--- Data shown ---
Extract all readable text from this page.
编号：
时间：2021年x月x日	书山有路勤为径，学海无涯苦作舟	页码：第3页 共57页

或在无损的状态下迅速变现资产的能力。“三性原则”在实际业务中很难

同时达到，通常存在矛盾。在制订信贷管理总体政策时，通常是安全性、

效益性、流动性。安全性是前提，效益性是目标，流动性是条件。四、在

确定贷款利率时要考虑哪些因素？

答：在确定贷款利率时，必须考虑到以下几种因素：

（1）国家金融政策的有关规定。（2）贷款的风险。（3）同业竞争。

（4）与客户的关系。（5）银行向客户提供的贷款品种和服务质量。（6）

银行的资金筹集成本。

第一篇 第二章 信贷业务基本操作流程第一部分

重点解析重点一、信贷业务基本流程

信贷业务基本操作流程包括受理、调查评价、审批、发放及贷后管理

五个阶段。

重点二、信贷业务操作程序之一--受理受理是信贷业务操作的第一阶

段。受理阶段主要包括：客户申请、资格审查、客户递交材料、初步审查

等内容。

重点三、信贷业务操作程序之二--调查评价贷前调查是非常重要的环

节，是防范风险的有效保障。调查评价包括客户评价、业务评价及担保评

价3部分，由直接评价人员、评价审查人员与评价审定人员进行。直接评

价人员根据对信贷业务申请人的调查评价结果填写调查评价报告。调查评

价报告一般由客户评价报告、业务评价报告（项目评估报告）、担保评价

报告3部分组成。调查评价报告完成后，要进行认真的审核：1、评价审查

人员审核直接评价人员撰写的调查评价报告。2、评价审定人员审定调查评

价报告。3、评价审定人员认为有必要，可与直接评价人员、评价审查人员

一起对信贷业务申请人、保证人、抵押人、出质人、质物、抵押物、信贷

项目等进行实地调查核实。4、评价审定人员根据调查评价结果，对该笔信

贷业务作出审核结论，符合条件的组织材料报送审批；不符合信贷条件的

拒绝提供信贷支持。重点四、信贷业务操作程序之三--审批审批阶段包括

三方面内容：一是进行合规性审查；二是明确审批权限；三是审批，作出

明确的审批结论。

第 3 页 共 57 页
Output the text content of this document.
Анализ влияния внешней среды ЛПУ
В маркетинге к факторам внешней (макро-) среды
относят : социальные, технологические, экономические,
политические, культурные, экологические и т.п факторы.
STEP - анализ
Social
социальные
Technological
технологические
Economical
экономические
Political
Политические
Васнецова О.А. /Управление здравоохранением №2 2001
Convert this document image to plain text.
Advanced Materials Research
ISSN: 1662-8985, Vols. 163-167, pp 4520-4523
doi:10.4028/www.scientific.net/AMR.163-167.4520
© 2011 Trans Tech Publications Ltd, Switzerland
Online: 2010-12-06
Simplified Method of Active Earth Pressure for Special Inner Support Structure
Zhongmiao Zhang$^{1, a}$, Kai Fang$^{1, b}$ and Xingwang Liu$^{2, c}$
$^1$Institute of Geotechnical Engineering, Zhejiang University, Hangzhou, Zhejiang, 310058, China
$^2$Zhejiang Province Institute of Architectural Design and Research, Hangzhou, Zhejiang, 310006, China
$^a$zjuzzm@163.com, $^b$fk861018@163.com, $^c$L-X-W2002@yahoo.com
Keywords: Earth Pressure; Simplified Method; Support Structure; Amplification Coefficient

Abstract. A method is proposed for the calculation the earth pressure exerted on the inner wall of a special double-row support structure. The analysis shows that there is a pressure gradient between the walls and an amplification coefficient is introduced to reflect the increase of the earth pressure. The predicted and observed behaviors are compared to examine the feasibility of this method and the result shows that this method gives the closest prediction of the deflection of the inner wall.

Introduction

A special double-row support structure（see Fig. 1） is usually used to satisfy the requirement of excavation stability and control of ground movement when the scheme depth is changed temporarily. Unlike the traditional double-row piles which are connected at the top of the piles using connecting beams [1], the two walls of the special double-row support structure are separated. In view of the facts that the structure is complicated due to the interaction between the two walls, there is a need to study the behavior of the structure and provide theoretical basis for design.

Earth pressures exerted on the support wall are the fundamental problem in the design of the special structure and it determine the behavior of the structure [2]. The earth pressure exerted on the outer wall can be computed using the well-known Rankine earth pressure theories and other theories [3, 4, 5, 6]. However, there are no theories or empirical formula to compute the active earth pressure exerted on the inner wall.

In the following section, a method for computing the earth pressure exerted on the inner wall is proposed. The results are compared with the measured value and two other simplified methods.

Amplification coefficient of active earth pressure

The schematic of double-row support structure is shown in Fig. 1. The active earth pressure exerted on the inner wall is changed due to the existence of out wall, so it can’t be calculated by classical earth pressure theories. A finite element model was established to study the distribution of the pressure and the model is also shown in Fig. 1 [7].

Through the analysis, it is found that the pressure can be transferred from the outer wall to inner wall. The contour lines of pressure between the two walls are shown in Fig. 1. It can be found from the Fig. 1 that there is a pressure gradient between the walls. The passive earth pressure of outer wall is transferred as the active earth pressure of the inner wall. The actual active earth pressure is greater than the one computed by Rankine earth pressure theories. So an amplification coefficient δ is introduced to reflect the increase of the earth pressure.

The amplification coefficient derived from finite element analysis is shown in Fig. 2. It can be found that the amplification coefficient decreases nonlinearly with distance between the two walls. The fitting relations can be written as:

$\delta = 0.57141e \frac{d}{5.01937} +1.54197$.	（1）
---
▸ What you are asked to do
Locate all lines holding the word "социальные", then copy them out.

▸ Task output
относят : социальные, технологические, экономические,
социальные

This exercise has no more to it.